Data for this task:
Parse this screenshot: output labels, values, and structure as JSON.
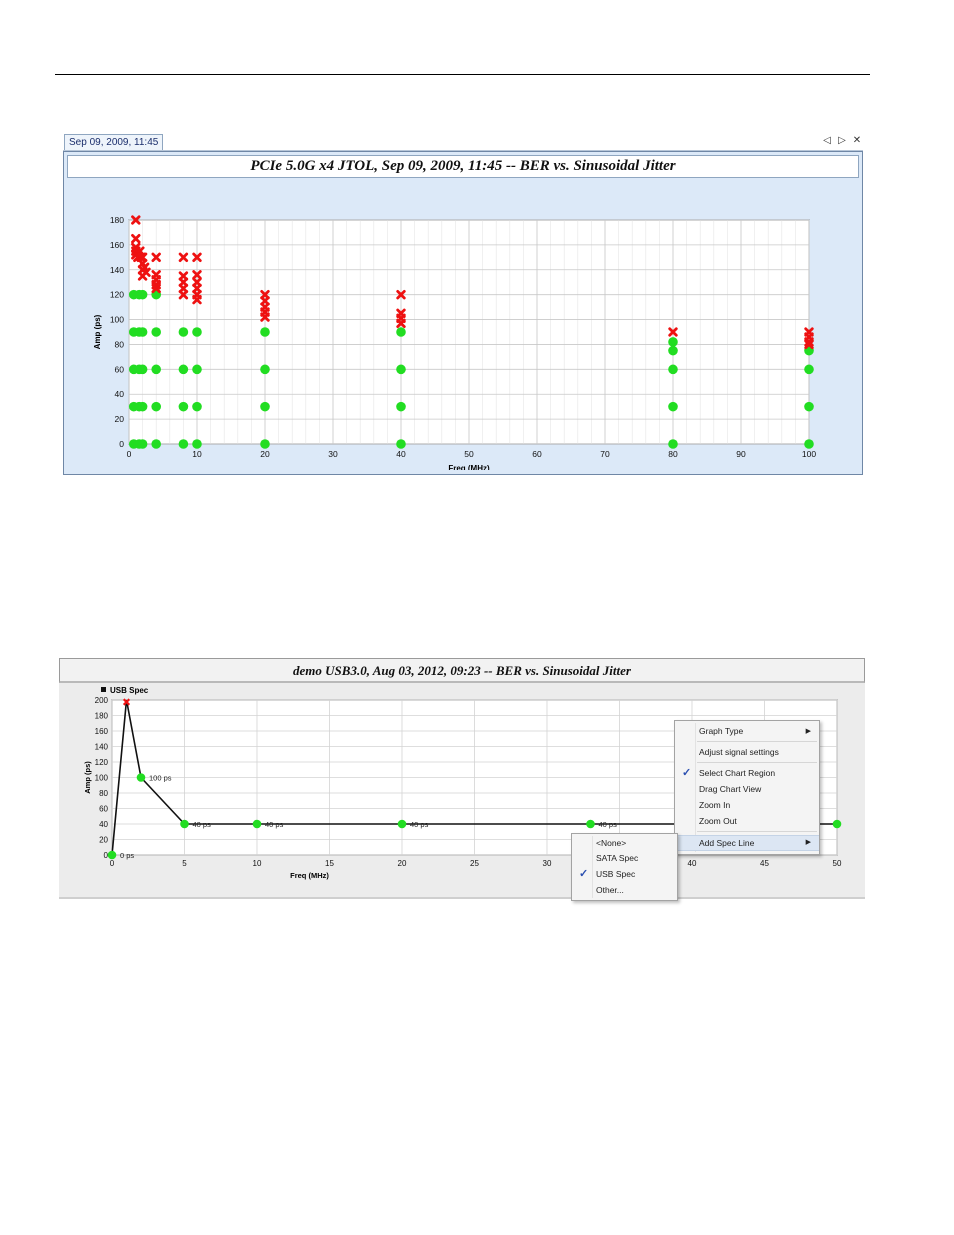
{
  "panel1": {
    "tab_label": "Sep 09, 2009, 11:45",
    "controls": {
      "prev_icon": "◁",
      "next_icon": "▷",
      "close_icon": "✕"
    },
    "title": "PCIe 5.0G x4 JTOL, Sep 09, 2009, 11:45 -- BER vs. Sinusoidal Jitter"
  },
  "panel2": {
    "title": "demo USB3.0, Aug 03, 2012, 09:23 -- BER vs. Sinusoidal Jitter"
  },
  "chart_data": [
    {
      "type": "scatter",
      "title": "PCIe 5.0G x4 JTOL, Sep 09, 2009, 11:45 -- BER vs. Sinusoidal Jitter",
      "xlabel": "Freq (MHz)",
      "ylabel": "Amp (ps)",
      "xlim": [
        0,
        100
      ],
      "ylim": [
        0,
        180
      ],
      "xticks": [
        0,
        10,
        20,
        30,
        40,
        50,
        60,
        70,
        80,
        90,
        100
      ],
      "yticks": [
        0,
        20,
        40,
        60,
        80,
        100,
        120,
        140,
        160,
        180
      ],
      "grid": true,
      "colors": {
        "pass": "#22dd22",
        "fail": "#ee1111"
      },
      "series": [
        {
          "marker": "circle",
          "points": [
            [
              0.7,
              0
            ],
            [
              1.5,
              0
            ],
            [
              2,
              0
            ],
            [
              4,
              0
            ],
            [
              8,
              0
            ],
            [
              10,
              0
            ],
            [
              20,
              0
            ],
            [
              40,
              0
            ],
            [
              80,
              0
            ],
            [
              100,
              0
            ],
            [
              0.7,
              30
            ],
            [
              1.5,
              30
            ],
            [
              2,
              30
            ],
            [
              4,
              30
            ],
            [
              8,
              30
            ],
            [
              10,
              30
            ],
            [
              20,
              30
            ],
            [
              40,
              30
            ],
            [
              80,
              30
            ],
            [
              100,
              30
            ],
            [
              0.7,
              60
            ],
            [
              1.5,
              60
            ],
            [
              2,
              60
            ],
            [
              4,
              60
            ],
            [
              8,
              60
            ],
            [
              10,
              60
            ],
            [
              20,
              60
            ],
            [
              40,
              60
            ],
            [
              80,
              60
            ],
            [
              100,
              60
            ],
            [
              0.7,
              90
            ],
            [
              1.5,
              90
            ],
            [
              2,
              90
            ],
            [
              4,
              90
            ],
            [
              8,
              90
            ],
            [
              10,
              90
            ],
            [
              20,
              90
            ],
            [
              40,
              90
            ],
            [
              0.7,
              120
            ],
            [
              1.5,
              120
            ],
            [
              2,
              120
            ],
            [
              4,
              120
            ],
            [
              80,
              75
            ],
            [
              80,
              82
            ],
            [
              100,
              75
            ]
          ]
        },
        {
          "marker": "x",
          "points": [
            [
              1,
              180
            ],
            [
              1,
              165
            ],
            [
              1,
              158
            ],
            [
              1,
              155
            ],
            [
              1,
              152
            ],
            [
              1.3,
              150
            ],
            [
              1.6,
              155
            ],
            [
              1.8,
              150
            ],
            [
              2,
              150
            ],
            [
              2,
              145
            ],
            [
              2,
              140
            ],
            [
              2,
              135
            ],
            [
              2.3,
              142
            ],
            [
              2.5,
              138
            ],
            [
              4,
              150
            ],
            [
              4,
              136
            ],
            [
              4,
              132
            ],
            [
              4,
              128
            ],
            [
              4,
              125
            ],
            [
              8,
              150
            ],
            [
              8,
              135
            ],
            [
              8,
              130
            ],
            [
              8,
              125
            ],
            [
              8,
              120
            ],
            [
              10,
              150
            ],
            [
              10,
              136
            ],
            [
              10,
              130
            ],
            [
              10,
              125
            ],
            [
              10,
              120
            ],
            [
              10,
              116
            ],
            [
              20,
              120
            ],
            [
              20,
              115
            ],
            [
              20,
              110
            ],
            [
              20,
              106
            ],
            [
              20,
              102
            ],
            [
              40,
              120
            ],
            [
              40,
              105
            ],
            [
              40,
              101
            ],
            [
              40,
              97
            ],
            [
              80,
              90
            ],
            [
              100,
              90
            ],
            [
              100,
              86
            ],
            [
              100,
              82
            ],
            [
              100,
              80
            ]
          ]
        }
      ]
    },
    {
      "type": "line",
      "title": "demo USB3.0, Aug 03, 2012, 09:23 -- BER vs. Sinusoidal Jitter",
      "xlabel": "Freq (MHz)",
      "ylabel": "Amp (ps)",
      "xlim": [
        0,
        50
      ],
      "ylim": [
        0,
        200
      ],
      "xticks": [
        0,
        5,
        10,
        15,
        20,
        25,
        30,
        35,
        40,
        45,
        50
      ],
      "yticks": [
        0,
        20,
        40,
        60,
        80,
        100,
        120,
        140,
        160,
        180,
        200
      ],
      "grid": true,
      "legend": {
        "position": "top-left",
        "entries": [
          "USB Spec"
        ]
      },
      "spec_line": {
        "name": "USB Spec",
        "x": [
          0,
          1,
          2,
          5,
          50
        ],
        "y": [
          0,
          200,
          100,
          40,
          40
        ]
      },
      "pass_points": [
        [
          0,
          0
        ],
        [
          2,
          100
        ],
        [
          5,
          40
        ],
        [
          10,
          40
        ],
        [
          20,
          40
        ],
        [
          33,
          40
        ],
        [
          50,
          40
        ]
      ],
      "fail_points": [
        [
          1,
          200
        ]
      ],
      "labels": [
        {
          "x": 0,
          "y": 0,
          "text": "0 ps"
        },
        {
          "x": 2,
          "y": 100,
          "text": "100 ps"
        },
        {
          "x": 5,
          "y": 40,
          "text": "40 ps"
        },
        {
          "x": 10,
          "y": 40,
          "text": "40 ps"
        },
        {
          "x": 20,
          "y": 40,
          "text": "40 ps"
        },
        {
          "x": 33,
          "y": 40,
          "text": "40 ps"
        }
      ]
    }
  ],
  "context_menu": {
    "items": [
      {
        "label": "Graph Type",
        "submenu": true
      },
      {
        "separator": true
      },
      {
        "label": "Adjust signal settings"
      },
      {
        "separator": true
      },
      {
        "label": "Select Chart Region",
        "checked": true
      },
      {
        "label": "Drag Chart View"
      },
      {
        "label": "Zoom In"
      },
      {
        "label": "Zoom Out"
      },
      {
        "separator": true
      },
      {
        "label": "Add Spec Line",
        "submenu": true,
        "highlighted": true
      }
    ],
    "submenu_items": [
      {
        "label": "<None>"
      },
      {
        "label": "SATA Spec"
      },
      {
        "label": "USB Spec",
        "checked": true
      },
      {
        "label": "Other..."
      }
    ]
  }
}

Your instructions: Each record above must be returned exactly as written, with its pictures omitted.

Output for this task:
Parse this screenshot: output labels, values, and structure as JSON.
{
  "panel1": {
    "tab_label": "Sep 09, 2009, 11:45",
    "controls": {
      "prev_icon": "◁",
      "next_icon": "▷",
      "close_icon": "✕"
    },
    "title": "PCIe 5.0G x4 JTOL, Sep 09, 2009, 11:45 -- BER vs. Sinusoidal Jitter"
  },
  "panel2": {
    "title": "demo USB3.0, Aug 03, 2012, 09:23 -- BER vs. Sinusoidal Jitter"
  },
  "chart_data": [
    {
      "type": "scatter",
      "title": "PCIe 5.0G x4 JTOL, Sep 09, 2009, 11:45 -- BER vs. Sinusoidal Jitter",
      "xlabel": "Freq (MHz)",
      "ylabel": "Amp (ps)",
      "xlim": [
        0,
        100
      ],
      "ylim": [
        0,
        180
      ],
      "xticks": [
        0,
        10,
        20,
        30,
        40,
        50,
        60,
        70,
        80,
        90,
        100
      ],
      "yticks": [
        0,
        20,
        40,
        60,
        80,
        100,
        120,
        140,
        160,
        180
      ],
      "grid": true,
      "colors": {
        "pass": "#22dd22",
        "fail": "#ee1111"
      },
      "series": [
        {
          "marker": "circle",
          "points": [
            [
              0.7,
              0
            ],
            [
              1.5,
              0
            ],
            [
              2,
              0
            ],
            [
              4,
              0
            ],
            [
              8,
              0
            ],
            [
              10,
              0
            ],
            [
              20,
              0
            ],
            [
              40,
              0
            ],
            [
              80,
              0
            ],
            [
              100,
              0
            ],
            [
              0.7,
              30
            ],
            [
              1.5,
              30
            ],
            [
              2,
              30
            ],
            [
              4,
              30
            ],
            [
              8,
              30
            ],
            [
              10,
              30
            ],
            [
              20,
              30
            ],
            [
              40,
              30
            ],
            [
              80,
              30
            ],
            [
              100,
              30
            ],
            [
              0.7,
              60
            ],
            [
              1.5,
              60
            ],
            [
              2,
              60
            ],
            [
              4,
              60
            ],
            [
              8,
              60
            ],
            [
              10,
              60
            ],
            [
              20,
              60
            ],
            [
              40,
              60
            ],
            [
              80,
              60
            ],
            [
              100,
              60
            ],
            [
              0.7,
              90
            ],
            [
              1.5,
              90
            ],
            [
              2,
              90
            ],
            [
              4,
              90
            ],
            [
              8,
              90
            ],
            [
              10,
              90
            ],
            [
              20,
              90
            ],
            [
              40,
              90
            ],
            [
              0.7,
              120
            ],
            [
              1.5,
              120
            ],
            [
              2,
              120
            ],
            [
              4,
              120
            ],
            [
              80,
              75
            ],
            [
              80,
              82
            ],
            [
              100,
              75
            ]
          ]
        },
        {
          "marker": "x",
          "points": [
            [
              1,
              180
            ],
            [
              1,
              165
            ],
            [
              1,
              158
            ],
            [
              1,
              155
            ],
            [
              1,
              152
            ],
            [
              1.3,
              150
            ],
            [
              1.6,
              155
            ],
            [
              1.8,
              150
            ],
            [
              2,
              150
            ],
            [
              2,
              145
            ],
            [
              2,
              140
            ],
            [
              2,
              135
            ],
            [
              2.3,
              142
            ],
            [
              2.5,
              138
            ],
            [
              4,
              150
            ],
            [
              4,
              136
            ],
            [
              4,
              132
            ],
            [
              4,
              128
            ],
            [
              4,
              125
            ],
            [
              8,
              150
            ],
            [
              8,
              135
            ],
            [
              8,
              130
            ],
            [
              8,
              125
            ],
            [
              8,
              120
            ],
            [
              10,
              150
            ],
            [
              10,
              136
            ],
            [
              10,
              130
            ],
            [
              10,
              125
            ],
            [
              10,
              120
            ],
            [
              10,
              116
            ],
            [
              20,
              120
            ],
            [
              20,
              115
            ],
            [
              20,
              110
            ],
            [
              20,
              106
            ],
            [
              20,
              102
            ],
            [
              40,
              120
            ],
            [
              40,
              105
            ],
            [
              40,
              101
            ],
            [
              40,
              97
            ],
            [
              80,
              90
            ],
            [
              100,
              90
            ],
            [
              100,
              86
            ],
            [
              100,
              82
            ],
            [
              100,
              80
            ]
          ]
        }
      ]
    },
    {
      "type": "line",
      "title": "demo USB3.0, Aug 03, 2012, 09:23 -- BER vs. Sinusoidal Jitter",
      "xlabel": "Freq (MHz)",
      "ylabel": "Amp (ps)",
      "xlim": [
        0,
        50
      ],
      "ylim": [
        0,
        200
      ],
      "xticks": [
        0,
        5,
        10,
        15,
        20,
        25,
        30,
        35,
        40,
        45,
        50
      ],
      "yticks": [
        0,
        20,
        40,
        60,
        80,
        100,
        120,
        140,
        160,
        180,
        200
      ],
      "grid": true,
      "legend": {
        "position": "top-left",
        "entries": [
          "USB Spec"
        ]
      },
      "spec_line": {
        "name": "USB Spec",
        "x": [
          0,
          1,
          2,
          5,
          50
        ],
        "y": [
          0,
          200,
          100,
          40,
          40
        ]
      },
      "pass_points": [
        [
          0,
          0
        ],
        [
          2,
          100
        ],
        [
          5,
          40
        ],
        [
          10,
          40
        ],
        [
          20,
          40
        ],
        [
          33,
          40
        ],
        [
          50,
          40
        ]
      ],
      "fail_points": [
        [
          1,
          200
        ]
      ],
      "labels": [
        {
          "x": 0,
          "y": 0,
          "text": "0 ps"
        },
        {
          "x": 2,
          "y": 100,
          "text": "100 ps"
        },
        {
          "x": 5,
          "y": 40,
          "text": "40 ps"
        },
        {
          "x": 10,
          "y": 40,
          "text": "40 ps"
        },
        {
          "x": 20,
          "y": 40,
          "text": "40 ps"
        },
        {
          "x": 33,
          "y": 40,
          "text": "40 ps"
        }
      ]
    }
  ],
  "context_menu": {
    "items": [
      {
        "label": "Graph Type",
        "submenu": true
      },
      {
        "separator": true
      },
      {
        "label": "Adjust signal settings"
      },
      {
        "separator": true
      },
      {
        "label": "Select Chart Region",
        "checked": true
      },
      {
        "label": "Drag Chart View"
      },
      {
        "label": "Zoom In"
      },
      {
        "label": "Zoom Out"
      },
      {
        "separator": true
      },
      {
        "label": "Add Spec Line",
        "submenu": true,
        "highlighted": true
      }
    ],
    "submenu_items": [
      {
        "label": "<None>"
      },
      {
        "label": "SATA Spec"
      },
      {
        "label": "USB Spec",
        "checked": true
      },
      {
        "label": "Other..."
      }
    ]
  }
}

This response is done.